## What you will do:
Copy out each line below that has the word "herramientas" in it.

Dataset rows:
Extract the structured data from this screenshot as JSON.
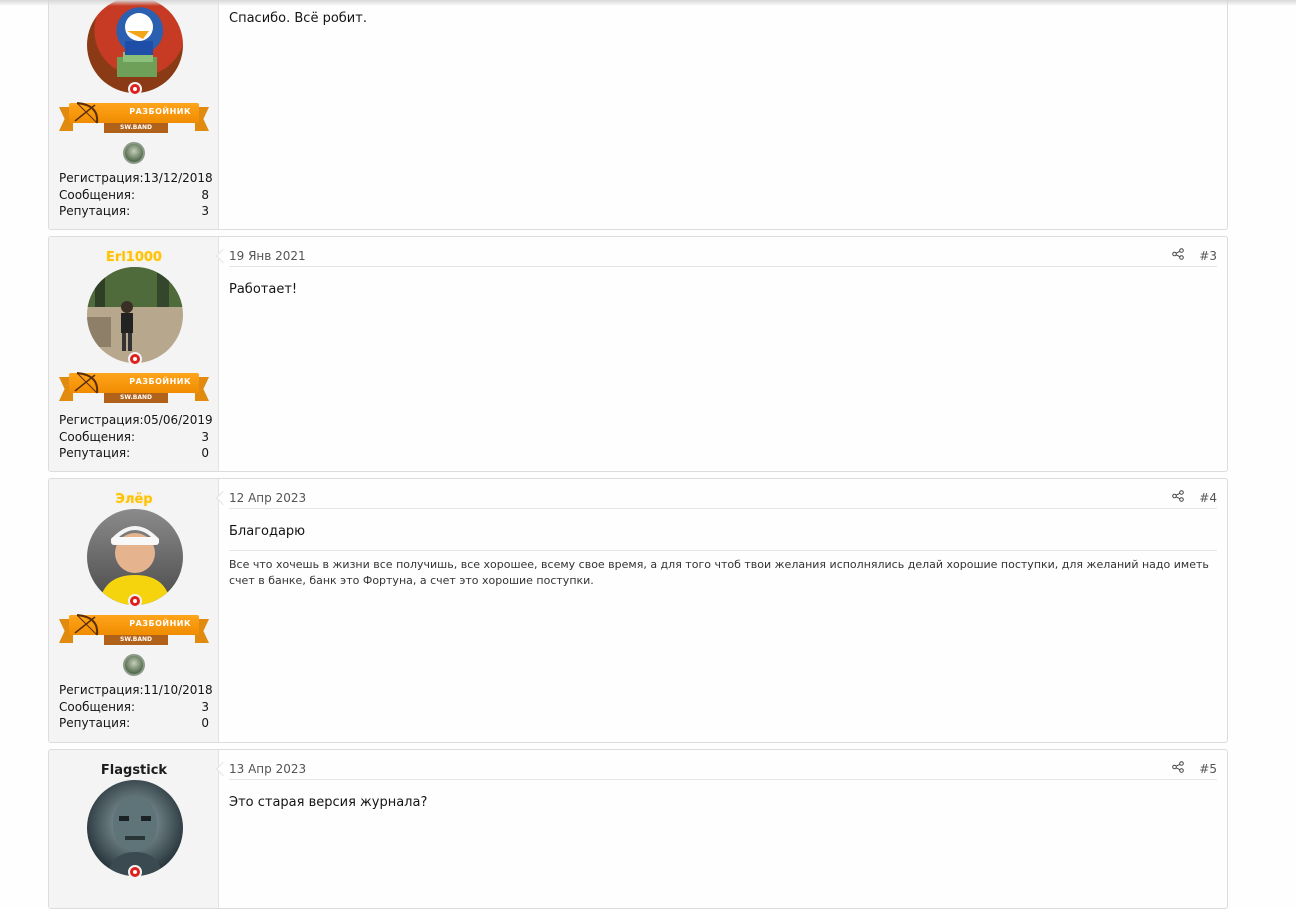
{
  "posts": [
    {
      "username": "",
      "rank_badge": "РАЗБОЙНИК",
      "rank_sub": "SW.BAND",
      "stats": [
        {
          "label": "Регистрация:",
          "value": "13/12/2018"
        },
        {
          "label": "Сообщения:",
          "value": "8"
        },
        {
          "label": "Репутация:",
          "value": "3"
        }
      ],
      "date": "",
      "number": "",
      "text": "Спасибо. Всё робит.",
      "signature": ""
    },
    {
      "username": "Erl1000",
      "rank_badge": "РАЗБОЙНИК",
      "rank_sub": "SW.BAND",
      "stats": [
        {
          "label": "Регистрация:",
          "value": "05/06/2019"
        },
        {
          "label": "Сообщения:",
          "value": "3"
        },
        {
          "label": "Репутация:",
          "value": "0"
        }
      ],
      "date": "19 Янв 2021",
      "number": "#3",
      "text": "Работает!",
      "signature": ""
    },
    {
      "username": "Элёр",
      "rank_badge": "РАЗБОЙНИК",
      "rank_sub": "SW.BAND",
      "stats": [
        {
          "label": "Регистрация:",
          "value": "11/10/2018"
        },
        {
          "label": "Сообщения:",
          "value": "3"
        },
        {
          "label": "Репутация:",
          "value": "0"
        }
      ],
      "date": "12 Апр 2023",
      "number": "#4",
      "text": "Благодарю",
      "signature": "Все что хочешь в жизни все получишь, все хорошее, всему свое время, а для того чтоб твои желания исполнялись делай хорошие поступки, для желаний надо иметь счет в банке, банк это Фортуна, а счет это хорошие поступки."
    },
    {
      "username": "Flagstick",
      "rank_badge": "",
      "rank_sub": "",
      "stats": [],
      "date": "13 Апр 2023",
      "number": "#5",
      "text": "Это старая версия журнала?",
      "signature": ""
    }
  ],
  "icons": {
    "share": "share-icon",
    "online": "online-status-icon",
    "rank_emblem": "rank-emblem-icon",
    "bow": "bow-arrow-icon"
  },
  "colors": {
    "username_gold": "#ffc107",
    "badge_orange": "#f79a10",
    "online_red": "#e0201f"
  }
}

--

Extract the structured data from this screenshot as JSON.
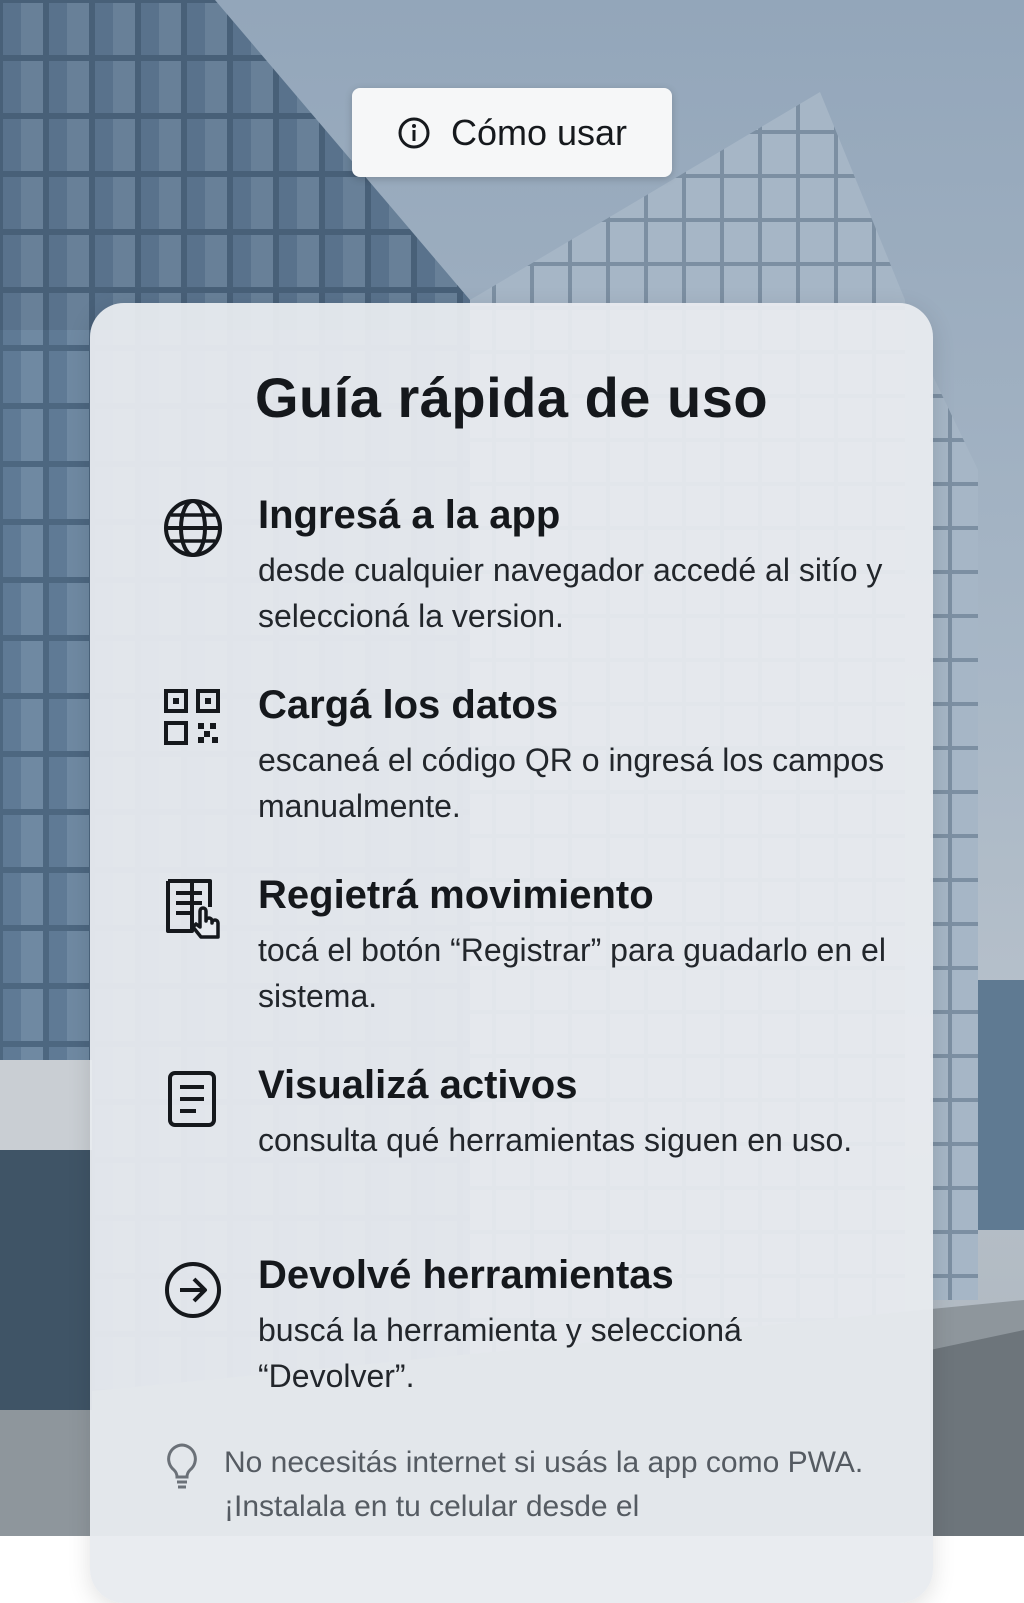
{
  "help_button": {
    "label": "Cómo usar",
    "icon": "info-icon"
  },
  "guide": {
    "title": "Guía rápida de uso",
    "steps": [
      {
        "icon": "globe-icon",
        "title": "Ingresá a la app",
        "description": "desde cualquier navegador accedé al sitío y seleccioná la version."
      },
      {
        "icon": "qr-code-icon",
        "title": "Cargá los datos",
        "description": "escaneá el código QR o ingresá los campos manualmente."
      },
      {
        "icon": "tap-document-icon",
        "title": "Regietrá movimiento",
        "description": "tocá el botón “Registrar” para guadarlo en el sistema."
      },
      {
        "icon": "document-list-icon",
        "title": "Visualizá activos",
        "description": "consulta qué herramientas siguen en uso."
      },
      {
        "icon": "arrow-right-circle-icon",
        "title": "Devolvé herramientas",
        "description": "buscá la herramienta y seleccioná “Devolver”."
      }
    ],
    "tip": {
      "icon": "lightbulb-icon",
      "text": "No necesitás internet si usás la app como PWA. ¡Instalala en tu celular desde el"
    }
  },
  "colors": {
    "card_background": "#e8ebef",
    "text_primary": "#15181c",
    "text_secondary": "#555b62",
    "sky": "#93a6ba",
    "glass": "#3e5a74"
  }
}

## Written response:
        "description": "consulta qué herramientas siguen en uso."
        "title": "Devolvé herramientas",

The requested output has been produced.